BEGIN Dataset rows

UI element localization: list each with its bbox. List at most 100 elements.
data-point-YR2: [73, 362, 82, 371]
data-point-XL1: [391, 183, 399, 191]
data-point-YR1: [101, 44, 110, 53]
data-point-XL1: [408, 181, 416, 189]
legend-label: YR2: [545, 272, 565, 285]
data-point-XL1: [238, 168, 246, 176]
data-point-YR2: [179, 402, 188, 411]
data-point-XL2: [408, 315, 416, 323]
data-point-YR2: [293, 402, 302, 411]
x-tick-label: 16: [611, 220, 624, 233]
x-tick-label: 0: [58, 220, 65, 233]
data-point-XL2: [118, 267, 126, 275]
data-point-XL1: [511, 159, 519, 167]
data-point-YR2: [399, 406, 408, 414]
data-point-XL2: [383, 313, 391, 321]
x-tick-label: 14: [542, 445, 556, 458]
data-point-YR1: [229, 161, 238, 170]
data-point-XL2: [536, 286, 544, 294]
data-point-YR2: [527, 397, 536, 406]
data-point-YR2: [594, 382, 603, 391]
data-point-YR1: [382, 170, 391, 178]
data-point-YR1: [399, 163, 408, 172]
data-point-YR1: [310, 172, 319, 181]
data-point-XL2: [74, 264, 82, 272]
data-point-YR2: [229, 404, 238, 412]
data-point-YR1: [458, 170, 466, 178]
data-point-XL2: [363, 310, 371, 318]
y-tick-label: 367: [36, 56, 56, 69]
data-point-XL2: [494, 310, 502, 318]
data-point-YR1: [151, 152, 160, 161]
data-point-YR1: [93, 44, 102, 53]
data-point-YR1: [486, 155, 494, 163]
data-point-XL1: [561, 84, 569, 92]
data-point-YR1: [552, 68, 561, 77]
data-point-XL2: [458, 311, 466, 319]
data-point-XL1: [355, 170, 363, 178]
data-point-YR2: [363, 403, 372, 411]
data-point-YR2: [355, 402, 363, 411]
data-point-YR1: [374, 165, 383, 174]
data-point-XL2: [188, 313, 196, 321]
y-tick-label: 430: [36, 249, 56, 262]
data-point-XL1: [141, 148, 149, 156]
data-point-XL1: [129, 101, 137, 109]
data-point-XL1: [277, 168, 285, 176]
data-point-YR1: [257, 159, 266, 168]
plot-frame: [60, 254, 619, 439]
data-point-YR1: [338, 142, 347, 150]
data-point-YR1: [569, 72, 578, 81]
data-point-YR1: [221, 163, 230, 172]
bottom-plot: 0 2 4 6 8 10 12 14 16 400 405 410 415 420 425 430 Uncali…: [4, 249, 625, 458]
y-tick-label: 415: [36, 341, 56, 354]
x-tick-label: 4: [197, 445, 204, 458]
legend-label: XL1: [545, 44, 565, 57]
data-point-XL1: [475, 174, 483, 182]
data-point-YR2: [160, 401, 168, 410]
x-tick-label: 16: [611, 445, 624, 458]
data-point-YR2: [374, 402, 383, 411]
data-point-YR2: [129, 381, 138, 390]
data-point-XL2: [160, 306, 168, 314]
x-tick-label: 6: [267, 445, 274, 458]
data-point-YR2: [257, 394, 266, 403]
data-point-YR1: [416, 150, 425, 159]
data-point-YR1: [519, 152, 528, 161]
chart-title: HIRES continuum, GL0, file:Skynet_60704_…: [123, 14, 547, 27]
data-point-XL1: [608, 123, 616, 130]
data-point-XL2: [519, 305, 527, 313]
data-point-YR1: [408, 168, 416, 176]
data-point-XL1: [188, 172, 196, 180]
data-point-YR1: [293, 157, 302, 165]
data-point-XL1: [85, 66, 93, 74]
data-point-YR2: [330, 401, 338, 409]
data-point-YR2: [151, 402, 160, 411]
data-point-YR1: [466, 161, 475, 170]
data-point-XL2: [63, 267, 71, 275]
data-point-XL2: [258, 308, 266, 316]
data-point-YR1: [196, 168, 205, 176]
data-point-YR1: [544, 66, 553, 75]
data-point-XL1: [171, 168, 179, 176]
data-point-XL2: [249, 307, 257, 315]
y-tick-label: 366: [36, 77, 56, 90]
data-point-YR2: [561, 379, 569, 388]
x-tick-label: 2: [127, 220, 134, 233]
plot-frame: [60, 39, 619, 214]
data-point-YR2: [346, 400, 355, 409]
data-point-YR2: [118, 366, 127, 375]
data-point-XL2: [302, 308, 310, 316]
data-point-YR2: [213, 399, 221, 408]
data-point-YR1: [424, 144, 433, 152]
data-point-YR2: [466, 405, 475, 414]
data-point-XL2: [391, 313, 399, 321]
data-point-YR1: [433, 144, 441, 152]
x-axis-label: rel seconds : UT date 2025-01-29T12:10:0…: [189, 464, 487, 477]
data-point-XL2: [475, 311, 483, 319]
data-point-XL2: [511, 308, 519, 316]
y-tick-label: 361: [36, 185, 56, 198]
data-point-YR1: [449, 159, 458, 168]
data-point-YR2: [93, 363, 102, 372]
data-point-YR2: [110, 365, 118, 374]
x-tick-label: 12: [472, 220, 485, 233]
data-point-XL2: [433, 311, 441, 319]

END Dataset rows

▶ _What you are asked to do_
Rewrite every line of the data above as a JSON list of strings, one string per line, leaving out blank lines.

▶ _Answer to the exercise_
[
  "UI element localization: list each with its bbox. List at most 100 elements.",
  "data-point-YR2: [73, 362, 82, 371]",
  "data-point-XL1: [391, 183, 399, 191]",
  "data-point-YR1: [101, 44, 110, 53]",
  "data-point-XL1: [408, 181, 416, 189]",
  "legend-label: YR2: [545, 272, 565, 285]",
  "data-point-XL1: [238, 168, 246, 176]",
  "data-point-YR2: [179, 402, 188, 411]",
  "data-point-XL2: [408, 315, 416, 323]",
  "data-point-YR2: [293, 402, 302, 411]",
  "x-tick-label: 16: [611, 220, 624, 233]",
  "x-tick-label: 0: [58, 220, 65, 233]",
  "data-point-XL2: [118, 267, 126, 275]",
  "data-point-XL1: [511, 159, 519, 167]",
  "data-point-YR2: [399, 406, 408, 414]",
  "data-point-XL2: [383, 313, 391, 321]",
  "x-tick-label: 14: [542, 445, 556, 458]",
  "data-point-YR1: [229, 161, 238, 170]",
  "data-point-XL2: [536, 286, 544, 294]",
  "data-point-YR2: [527, 397, 536, 406]",
  "data-point-YR2: [594, 382, 603, 391]",
  "data-point-YR1: [382, 170, 391, 178]",
  "data-point-YR1: [399, 163, 408, 172]",
  "data-point-YR1: [310, 172, 319, 181]",
  "data-point-XL2: [74, 264, 82, 272]",
  "data-point-YR2: [229, 404, 238, 412]",
  "data-point-YR1: [458, 170, 466, 178]",
  "data-point-XL2: [363, 310, 371, 318]",
  "y-tick-label: 367: [36, 56, 56, 69]",
  "data-point-XL2: [494, 310, 502, 318]",
  "data-point-YR1: [151, 152, 160, 161]",
  "data-point-YR1: [93, 44, 102, 53]",
  "data-point-YR1: [486, 155, 494, 163]",
  "data-point-XL1: [561, 84, 569, 92]",
  "data-point-YR1: [552, 68, 561, 77]",
  "data-point-XL2: [458, 311, 466, 319]",
  "data-point-XL1: [355, 170, 363, 178]",
  "data-point-YR2: [363, 403, 372, 411]",
  "data-point-YR2: [355, 402, 363, 411]",
  "data-point-YR1: [374, 165, 383, 174]",
  "data-point-XL2: [188, 313, 196, 321]",
  "y-tick-label: 430: [36, 249, 56, 262]",
  "data-point-XL1: [141, 148, 149, 156]",
  "data-point-XL1: [129, 101, 137, 109]",
  "data-point-XL1: [277, 168, 285, 176]",
  "data-point-YR1: [257, 159, 266, 168]",
  "plot-frame: [60, 254, 619, 439]",
  "data-point-YR1: [338, 142, 347, 150]",
  "data-point-YR1: [569, 72, 578, 81]",
  "data-point-YR1: [221, 163, 230, 172]",
  "bottom-plot: 0 2 4 6 8 10 12 14 16 400 405 410 415 420 425 430 Uncali…: [4, 249, 625, 458]",
  "y-tick-label: 415: [36, 341, 56, 354]",
  "x-tick-label: 4: [197, 445, 204, 458]",
  "legend-label: XL1: [545, 44, 565, 57]",
  "data-point-XL1: [475, 174, 483, 182]",
  "data-point-YR2: [160, 401, 168, 410]",
  "x-tick-label: 16: [611, 445, 624, 458]",
  "data-point-YR2: [374, 402, 383, 411]",
  "data-point-YR2: [129, 381, 138, 390]",
  "data-point-XL2: [160, 306, 168, 314]",
  "x-tick-label: 6: [267, 445, 274, 458]",
  "data-point-YR2: [257, 394, 266, 403]",
  "data-point-YR1: [416, 150, 425, 159]",
  "data-point-YR1: [519, 152, 528, 161]",
  "chart-title: HIRES continuum, GL0, file:Skynet_60704_…: [123, 14, 547, 27]",
  "data-point-XL1: [608, 123, 616, 130]",
  "data-point-XL2: [519, 305, 527, 313]",
  "data-point-YR1: [408, 168, 416, 176]",
  "data-point-XL1: [188, 172, 196, 180]",
  "data-point-YR1: [293, 157, 302, 165]",
  "data-point-XL1: [85, 66, 93, 74]",
  "data-point-YR2: [330, 401, 338, 409]",
  "data-point-YR2: [151, 402, 160, 411]",
  "data-point-YR1: [466, 161, 475, 170]",
  "data-point-XL2: [63, 267, 71, 275]",
  "data-point-XL2: [258, 308, 266, 316]",
  "data-point-YR1: [196, 168, 205, 176]",
  "data-point-YR1: [544, 66, 553, 75]",
  "data-point-XL1: [171, 168, 179, 176]",
  "data-point-XL2: [249, 307, 257, 315]",
  "y-tick-label: 366: [36, 77, 56, 90]",
  "data-point-YR2: [561, 379, 569, 388]",
  "x-tick-label: 2: [127, 220, 134, 233]",
  "plot-frame: [60, 39, 619, 214]",
  "data-point-YR2: [346, 400, 355, 409]",
  "data-point-YR2: [118, 366, 127, 375]",
  "data-point-XL2: [302, 308, 310, 316]",
  "data-point-YR2: [213, 399, 221, 408]",
  "data-point-YR1: [424, 144, 433, 152]",
  "data-point-YR2: [466, 405, 475, 414]",
  "data-point-XL2: [391, 313, 399, 321]",
  "data-point-YR1: [433, 144, 441, 152]",
  "x-axis-label: rel seconds : UT date 2025-01-29T12:10:0…: [189, 464, 487, 477]",
  "data-point-XL2: [475, 311, 483, 319]",
  "data-point-XL2: [511, 308, 519, 316]",
  "y-tick-label: 361: [36, 185, 56, 198]",
  "data-point-YR1: [449, 159, 458, 168]",
  "data-point-YR2: [93, 363, 102, 372]",
  "data-point-YR2: [110, 365, 118, 374]",
  "x-tick-label: 12: [472, 220, 485, 233]",
  "data-point-XL2: [433, 311, 441, 319]"
]